--- Exercise aim ---
Each line of the data below that includes the string "offerteconversie" must be copied.

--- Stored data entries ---
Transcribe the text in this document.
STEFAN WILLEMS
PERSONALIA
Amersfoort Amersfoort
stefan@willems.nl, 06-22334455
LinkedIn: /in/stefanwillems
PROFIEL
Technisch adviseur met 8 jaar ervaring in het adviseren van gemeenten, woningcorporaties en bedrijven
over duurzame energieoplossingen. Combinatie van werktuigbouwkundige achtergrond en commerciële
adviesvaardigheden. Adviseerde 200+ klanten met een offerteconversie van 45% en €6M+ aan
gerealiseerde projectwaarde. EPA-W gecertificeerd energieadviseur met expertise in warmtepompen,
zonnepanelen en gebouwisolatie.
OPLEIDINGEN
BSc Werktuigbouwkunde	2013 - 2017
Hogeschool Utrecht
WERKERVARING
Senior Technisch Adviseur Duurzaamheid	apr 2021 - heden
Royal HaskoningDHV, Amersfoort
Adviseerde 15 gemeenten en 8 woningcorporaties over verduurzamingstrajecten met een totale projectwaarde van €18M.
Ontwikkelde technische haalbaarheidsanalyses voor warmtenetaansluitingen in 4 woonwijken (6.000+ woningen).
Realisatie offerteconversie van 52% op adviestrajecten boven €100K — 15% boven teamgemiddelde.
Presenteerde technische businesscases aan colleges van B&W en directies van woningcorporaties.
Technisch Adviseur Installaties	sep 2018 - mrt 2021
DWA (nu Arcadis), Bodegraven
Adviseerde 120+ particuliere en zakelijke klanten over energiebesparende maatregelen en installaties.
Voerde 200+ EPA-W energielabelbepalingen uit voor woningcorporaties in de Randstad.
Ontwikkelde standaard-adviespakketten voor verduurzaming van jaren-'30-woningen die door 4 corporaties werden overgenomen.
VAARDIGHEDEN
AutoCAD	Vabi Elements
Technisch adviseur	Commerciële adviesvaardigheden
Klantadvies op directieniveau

--- Result below ---
adviesvaardigheden. Adviseerde 200+ klanten met een offerteconversie van 45% en €6M+ aan
Realisatie offerteconversie van 52% op adviestrajecten boven €100K — 15% boven teamgemiddelde.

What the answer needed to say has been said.